◆ **TASK INSTRUCTIONS**:
1. In the essay on physics and research funding, why does the writer think the global climate modeling work might not last? Answer in one to three sentences.
2. According to the essay on physics and research funding, what area of the writer's work could serve as a lever into the global climate research group?
3. Continue the essay on physics and research funding, picking up after its final sentence.

◆ **PAGE EXCERPT**:
§ §

Take classical electromagnetism, for example. Radio, radar, telephony, satellite communications, fiber optics, etc., have already been invented and well studied. The consequences of classical electromagnetic theory are well explored. Further advances in the technology require engineering rather than physics.

The same can be said for classical mechanics, despite the recent breakthrough in our understanding of complex systems represented by chaos theory. Basically, we know how to build machines and fly rockets. Case closed.

Special relativity and quantum mechanics gave us nuclear weapons and some interesting accelerator-based cancer treatments, but again further technological advances in those areas no longer require theorists.

Areas do lie waiting to be explored in quantum field theory, such as superconductivity, but that is more a matter for the alchemist-like experimental approach of materials science. And the real frontiers, Grand Unified Theories (GUTs), superstrings, and the like, lie far beyond our present technology to explore.

So that's it. Twentieth century physics, for good and ill, has delivered on most of its promises. Physics as we know it probably has no more wonderful or terrible technological implications, beyond what it's already given us. The remaining triumphs will be small for the next decade or two, like scanning-tunnelling and surface-force microscopy -- applications of physics that make it possible for other sciences to advance. And though the big breakthrough into the next paradigm may be only a few well-thought ideas away (some of which I may have sketched elsewhere), none of us can quite imagine it now.

Is it unreasonable to expect, then, that our corporate and national investments would shift from the physical to the biological sciences, where the paradigms are fresh, the promises great, and the technology ripe to explore them? Is it such a bad thing that people just want to live better, longer, and more cheaply? The shift in investment is hard on physical scientists like me, but ultimately I have to applaud it. I want to live better, too. I just want people to remember that many of the tools used by the life scientists were invented by physical scientists, and that we need to maintian some level of investment in the physical sciences if we want better tools to keep coming.

 

Another Physicist on Madison Avenue


So the lab is on a short leash, defense budgets are declining, the general economy is in a rut, and the economy for physicists is unlikely to recover in my professional lifetime. Retirement is beyond my planning horizon, and my literary agent tells me to keep my day job. Well, it's no use waiting around to see if the axe will actually fall. It's time to consider how to sell my time again, to whom, and for what purpose.

I could use my work in fluid turbulence as a lever to pry my way into the global climate research group, and remain halfway in the weapons program -- global climate modeling is being partly funded as a way to diversify weapons research into more peaceful "dual-use" activities.2 But that bubble could burst if the improved simulations throw cold water on the global warming hypothesis, or if the movement to consolidate government-funded research gathers too much steam. I could try to work my way further into the Inertial Confinement Fusion program, but its future looks uncertain to me, too.3 I could continue studying nuclear explosives in hope of becoming tenured as a person vital to our national defense. But for my generation such tenure may be reserved only for those who have tested their own nuclear explosive designs — in a severe budget crunch the more theoretical nuclear weapons physicists like me would have to be considered expendable.4 Moreover, that tenure will exist only as long as the American people want it to. Even though there are good arguments for maintaining a state-of-the-art thermonuclear weapons design capability at both Los Alamos and Lawrence Livermore National Laboratories (some of which are presented elsewhere5), there are no guarantees.

§ §

Structured page-parsing data:
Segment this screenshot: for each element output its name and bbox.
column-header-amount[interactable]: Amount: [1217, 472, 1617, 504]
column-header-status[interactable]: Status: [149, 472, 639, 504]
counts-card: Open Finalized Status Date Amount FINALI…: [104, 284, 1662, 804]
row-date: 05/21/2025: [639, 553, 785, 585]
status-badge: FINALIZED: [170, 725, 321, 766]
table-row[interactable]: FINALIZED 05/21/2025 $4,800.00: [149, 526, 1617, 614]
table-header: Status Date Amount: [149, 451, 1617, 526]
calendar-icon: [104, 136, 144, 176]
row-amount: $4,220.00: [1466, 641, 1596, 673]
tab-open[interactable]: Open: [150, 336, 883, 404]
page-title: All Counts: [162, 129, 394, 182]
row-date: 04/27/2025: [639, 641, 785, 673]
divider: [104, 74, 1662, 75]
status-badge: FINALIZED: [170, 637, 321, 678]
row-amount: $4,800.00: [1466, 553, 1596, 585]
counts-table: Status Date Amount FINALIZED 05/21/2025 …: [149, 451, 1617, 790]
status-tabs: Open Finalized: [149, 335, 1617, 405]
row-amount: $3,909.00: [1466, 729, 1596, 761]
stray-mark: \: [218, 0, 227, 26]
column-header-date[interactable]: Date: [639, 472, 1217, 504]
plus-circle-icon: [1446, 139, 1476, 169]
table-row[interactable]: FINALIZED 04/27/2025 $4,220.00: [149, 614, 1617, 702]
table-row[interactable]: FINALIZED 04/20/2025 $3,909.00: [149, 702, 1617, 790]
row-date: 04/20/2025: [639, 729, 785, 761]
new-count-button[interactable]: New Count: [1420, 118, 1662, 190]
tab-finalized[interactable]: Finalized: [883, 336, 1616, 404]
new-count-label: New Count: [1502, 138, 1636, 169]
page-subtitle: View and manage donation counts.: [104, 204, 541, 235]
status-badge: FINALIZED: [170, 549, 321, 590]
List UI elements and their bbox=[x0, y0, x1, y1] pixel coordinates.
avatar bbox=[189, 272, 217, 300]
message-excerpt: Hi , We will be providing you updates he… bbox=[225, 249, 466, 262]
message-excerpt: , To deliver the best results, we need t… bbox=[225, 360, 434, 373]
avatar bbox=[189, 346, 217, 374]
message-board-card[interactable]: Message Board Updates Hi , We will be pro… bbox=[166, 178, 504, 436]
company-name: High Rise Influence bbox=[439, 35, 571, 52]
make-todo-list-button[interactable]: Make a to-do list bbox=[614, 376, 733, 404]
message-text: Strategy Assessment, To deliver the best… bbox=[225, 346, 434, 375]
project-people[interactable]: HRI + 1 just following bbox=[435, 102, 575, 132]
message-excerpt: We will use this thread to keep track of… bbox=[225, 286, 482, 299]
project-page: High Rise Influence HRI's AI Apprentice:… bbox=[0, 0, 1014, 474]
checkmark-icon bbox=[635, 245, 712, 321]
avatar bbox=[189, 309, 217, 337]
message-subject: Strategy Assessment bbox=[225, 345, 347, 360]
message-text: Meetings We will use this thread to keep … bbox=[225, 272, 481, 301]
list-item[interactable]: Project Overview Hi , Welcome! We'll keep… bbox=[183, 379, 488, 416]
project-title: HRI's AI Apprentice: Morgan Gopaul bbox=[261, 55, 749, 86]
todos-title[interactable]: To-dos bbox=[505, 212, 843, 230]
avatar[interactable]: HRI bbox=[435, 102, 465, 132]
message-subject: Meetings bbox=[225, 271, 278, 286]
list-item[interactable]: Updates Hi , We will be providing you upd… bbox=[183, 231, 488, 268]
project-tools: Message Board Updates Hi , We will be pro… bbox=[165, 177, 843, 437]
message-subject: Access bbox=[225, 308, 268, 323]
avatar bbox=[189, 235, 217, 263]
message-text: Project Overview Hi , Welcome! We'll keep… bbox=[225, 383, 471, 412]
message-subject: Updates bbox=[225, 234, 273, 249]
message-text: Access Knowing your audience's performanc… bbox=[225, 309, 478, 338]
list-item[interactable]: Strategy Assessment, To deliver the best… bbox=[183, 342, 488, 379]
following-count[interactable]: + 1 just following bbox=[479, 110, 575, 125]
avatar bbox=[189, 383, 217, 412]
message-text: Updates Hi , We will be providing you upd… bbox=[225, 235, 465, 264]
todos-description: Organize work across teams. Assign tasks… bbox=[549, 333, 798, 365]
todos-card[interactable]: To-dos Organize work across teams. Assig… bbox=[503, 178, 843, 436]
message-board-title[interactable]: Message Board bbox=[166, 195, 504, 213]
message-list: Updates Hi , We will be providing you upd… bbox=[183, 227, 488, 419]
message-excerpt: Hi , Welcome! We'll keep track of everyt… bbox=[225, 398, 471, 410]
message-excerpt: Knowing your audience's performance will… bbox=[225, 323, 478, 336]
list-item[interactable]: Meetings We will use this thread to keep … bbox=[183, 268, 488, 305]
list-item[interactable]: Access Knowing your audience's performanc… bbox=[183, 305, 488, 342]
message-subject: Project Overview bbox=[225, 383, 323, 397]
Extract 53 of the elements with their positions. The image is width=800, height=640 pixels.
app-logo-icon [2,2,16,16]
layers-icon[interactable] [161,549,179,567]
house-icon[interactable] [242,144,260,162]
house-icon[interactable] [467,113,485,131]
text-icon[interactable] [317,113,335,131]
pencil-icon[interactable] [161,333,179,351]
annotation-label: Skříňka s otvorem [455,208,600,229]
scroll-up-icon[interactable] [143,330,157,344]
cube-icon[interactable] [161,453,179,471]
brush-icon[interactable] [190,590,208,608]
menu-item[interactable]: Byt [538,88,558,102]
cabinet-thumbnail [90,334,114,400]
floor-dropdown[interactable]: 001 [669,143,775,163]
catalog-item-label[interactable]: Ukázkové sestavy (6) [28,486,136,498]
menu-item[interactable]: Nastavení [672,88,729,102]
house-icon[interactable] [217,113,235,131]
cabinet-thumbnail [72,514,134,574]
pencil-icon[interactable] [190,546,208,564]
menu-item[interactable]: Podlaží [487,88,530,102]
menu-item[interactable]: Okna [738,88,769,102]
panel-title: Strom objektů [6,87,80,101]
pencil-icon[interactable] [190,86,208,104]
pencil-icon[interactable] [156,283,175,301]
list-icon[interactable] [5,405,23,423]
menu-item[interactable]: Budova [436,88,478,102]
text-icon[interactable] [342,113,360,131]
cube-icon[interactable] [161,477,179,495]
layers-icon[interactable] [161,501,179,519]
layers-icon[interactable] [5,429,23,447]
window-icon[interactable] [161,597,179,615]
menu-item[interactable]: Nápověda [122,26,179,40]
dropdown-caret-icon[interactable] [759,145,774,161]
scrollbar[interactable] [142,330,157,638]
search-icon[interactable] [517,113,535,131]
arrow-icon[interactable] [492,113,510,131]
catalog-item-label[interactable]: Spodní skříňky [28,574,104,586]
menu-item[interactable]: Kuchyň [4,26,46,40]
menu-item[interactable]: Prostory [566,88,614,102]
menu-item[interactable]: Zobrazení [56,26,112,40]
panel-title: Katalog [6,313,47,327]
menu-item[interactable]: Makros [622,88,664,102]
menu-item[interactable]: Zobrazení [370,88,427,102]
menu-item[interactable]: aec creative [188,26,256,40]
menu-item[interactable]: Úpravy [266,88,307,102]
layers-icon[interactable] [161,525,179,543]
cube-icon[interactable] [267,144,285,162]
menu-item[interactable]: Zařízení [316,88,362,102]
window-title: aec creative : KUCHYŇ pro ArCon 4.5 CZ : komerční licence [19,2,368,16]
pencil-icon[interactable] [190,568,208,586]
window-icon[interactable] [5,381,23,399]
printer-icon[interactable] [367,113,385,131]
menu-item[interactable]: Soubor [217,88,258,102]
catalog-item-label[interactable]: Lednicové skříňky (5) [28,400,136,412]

§ §

◆ **WRITTEN RESPONSES**:
1. The writer says that bubble could burst if improved simulations throw cold water on the global warming hypothesis. It could also burst if the movement to consolidate government-funded research gathers too much steam.

2. The writer's work in fluid turbulence.

3.
So, maybe it's time to work the other side of the same street (or if the human propensity for war can be compared to a large carnivore, to switch teats of the tiger). Instead of contributing to nuclear deterrence, I think I'll try counter-proliferation. The Saddam Husseins of this world are doing their best to make it a growing business. Which for me means farewell again, theoretical physics. The weapons program still needs it, but it will be the first to go if funding gets much tighter. Hello again, systems engineering. I just hope the johns are as good to work for.6

Now my departure represents a small loss to the weapons program, because it has other physicists who could take up my work where I'm leaving it off. Unfortunately, that is less true for some others who have left the program ahead of me. While we work to make sure the former-Soviet nuclear weapons scientists have a future through such efforts as the International Science and Technology Center, we might think about making a future for our own. And for those of you who are unconcerned that the US nuclear weapons research program may be disintegrating, the words of Ghostbusters — if you wind up needing us after we've gone, "Who ya gonna call?"


Notes

  1. For more details on how to make a large organization comply to your commands, see William Koehler's, The Koehler Method of Dog Training, Macmillan, New York, 1962.
  2. The nuclear weapons design physics program is slowly diversifying into other fields in order to provide interesting and useful work for the people it needs to maintain sufficient competence in the various areas of nuclear design necessary to continue stewardship of the US nuclear weapons stockpile. As long as the US government considers that stewardship to be necessary, there will be no effort to "convert" the relatively small physics portions of the nuclear weapons program to civilian endeavors. The diversification of the physics parts of the program is proceeding slowly, because any new work must be synergistic with the program's core mission, and beause its management is as yet relatively inexperienced at the kind of business planning that such diversification requires. The much larger engineering portions of the program, which are not responsible for stockpile stewardship, are converting rapidly.
  3. For two reasons. (1) The ICF program is run on a short leash and is subject to cut-back or cancellation at any of several Key Decision Points as determined by a select panel of scientific rewiewers (the ICF Advisory Committee, or ICFAC), and/or by a budget-conscious government. I'm concerned that I could join the program only to end up like the scientists who worked until recently on the now-cancelled SSC. (2) I wonder if anyone has really worked through the engineering economics of ICF. Even if ICF can be made to work from a physics standpoint, ICF plants might have to be so big (and so costly) to be cost-effective that no electric power company could afford to build enough to take up the slack when any one plant is taken off line for maintenance. It may be more likely that ICF will be used to generate synthetic fuels rather than commercial electric power.
  4. I spent most of my "designer" days working on non-explosive parts of now-shelved concepts that were the opposite of the "neutron bomb" in that their use would have done much more harm to selected "assets" than to living things (an example of how a peaceful gesture — the current US "no new nuclear weapons" policy — might not necessarily make the world safer). Since then I have concentrated on theoretical work aimed at refining some aspects of our capability to predict thermonuclear explosive performance via computer modeling. And no, I can't build a bomb. If I could, I wouldn't be publishing this stuff.
  5. See "Obscenity and Peace" at this site.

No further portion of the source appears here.